**What to do**. The required answer is each line in the entries below where "into" occurs.

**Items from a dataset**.
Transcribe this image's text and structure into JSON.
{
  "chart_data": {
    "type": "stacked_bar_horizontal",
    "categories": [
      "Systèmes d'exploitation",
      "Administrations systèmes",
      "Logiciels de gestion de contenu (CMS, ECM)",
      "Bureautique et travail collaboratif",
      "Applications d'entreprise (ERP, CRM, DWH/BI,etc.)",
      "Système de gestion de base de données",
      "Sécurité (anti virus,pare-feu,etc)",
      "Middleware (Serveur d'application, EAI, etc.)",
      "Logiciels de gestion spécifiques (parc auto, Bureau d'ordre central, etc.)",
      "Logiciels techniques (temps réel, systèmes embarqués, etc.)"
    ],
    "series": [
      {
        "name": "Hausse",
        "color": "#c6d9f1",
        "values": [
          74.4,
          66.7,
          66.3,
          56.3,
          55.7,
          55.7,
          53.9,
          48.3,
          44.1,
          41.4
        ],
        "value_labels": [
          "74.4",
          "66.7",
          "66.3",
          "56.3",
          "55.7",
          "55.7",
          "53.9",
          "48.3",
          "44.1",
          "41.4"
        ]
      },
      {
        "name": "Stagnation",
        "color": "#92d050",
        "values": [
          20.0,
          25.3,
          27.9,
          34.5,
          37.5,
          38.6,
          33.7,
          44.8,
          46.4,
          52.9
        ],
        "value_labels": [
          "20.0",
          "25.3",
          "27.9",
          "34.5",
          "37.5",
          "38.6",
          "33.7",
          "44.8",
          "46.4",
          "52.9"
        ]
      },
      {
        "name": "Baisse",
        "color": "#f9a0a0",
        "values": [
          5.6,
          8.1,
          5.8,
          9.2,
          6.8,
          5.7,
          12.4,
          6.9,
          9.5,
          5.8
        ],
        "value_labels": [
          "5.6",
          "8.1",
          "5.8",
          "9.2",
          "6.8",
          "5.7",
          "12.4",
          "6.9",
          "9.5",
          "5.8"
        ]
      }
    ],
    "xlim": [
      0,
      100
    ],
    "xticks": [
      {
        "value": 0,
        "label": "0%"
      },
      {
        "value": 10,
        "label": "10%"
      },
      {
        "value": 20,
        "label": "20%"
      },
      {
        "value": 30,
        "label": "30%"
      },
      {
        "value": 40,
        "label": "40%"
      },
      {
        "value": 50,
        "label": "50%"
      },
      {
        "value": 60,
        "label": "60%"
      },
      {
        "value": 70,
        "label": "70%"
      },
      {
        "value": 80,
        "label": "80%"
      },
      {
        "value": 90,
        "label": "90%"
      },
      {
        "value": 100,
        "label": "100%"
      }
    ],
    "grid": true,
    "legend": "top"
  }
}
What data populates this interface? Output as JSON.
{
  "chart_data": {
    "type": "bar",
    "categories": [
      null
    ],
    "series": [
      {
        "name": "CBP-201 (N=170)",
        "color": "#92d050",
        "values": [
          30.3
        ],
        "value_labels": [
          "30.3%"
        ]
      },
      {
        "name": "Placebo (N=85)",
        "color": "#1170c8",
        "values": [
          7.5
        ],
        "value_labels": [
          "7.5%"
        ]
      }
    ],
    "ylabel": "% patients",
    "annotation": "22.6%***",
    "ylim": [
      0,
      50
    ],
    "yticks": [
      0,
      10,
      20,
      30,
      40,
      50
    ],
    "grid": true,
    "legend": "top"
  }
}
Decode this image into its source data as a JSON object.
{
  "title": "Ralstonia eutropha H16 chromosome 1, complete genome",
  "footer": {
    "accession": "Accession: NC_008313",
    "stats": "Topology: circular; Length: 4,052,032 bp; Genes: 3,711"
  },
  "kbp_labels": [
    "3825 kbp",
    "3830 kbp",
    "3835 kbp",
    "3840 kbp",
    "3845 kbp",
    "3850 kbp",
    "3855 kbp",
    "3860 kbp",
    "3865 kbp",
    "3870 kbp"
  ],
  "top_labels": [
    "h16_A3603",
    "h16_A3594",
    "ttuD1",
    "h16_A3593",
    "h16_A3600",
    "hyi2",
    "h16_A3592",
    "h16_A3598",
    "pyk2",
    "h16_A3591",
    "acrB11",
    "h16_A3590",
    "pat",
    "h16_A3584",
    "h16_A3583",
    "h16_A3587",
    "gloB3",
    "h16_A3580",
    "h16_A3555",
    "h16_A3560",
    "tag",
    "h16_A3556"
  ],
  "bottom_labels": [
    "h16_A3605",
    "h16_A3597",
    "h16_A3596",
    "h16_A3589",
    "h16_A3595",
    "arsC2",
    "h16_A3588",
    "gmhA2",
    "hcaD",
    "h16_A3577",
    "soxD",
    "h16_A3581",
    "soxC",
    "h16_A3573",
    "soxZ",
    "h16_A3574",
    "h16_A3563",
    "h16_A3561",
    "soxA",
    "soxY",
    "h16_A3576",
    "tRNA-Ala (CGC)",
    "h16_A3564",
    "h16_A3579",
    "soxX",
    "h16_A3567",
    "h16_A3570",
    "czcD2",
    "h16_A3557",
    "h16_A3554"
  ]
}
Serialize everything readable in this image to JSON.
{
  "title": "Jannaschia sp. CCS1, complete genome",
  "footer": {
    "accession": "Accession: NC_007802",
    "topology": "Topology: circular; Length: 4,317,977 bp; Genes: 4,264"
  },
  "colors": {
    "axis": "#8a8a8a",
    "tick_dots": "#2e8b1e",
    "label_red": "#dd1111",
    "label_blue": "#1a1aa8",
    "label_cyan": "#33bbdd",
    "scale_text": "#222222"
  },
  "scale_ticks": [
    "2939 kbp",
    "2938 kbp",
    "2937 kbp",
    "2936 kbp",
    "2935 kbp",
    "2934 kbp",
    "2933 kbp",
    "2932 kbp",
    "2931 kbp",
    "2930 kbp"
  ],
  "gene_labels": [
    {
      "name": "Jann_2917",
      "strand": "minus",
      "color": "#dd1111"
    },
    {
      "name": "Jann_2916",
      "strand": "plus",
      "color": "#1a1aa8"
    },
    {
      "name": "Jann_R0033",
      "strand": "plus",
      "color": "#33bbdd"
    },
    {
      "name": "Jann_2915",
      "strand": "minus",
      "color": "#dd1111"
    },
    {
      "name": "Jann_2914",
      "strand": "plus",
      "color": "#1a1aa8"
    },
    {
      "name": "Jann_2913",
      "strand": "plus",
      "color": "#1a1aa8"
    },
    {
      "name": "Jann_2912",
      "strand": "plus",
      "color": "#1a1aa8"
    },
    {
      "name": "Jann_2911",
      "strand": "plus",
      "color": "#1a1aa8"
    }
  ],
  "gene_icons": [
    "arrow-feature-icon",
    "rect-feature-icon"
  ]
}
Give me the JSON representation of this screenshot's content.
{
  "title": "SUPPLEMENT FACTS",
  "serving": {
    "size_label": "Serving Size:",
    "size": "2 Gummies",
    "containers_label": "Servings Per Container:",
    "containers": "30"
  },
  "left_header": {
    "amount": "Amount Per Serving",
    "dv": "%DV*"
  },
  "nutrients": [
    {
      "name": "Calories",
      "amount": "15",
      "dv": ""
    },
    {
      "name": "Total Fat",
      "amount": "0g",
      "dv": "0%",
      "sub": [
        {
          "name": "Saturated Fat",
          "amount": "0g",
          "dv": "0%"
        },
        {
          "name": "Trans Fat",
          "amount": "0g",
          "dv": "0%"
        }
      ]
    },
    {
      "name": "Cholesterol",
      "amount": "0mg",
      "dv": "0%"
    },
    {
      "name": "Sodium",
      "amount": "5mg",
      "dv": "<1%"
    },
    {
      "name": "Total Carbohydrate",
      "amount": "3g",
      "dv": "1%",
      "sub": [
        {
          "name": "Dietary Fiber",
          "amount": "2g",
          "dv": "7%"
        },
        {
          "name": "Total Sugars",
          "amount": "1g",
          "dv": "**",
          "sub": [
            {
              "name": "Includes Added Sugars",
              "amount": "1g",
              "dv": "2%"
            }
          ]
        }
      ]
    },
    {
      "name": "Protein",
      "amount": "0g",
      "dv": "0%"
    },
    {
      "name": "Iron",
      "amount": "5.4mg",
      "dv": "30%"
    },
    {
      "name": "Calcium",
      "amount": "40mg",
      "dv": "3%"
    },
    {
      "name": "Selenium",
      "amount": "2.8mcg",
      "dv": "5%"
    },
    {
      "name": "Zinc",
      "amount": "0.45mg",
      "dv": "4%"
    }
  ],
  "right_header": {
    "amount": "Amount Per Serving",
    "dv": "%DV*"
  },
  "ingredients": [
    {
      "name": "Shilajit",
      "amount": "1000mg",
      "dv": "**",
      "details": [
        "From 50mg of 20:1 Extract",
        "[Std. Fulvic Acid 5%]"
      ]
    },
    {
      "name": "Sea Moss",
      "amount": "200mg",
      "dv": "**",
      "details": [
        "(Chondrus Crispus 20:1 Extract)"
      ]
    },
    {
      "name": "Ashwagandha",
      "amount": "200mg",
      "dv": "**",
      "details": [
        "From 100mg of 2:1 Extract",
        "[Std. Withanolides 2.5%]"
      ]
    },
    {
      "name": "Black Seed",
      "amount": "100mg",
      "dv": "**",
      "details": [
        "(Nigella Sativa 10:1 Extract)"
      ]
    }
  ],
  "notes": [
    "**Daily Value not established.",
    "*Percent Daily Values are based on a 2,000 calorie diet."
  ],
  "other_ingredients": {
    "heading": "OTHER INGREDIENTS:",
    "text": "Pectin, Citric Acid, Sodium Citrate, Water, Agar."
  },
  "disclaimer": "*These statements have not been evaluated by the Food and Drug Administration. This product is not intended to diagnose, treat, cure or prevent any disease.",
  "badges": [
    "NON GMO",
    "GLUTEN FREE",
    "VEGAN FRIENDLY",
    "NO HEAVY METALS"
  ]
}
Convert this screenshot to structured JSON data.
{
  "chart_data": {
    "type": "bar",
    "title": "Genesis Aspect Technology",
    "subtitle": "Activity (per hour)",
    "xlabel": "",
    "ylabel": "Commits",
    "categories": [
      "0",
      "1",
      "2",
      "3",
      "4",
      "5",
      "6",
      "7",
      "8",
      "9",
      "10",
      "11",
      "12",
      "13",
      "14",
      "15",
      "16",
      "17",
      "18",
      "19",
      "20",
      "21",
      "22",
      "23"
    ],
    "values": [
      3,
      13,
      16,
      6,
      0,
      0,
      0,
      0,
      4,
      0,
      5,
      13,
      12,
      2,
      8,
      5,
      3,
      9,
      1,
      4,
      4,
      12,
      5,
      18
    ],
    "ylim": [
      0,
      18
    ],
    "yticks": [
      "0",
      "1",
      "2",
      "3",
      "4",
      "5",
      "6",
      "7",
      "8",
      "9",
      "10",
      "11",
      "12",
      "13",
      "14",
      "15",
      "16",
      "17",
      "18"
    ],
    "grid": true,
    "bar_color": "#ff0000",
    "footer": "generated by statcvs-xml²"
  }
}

**Answer space**.
Transcribe this image's text and structure into JSON.
Decode this image into its source data as a JSON object.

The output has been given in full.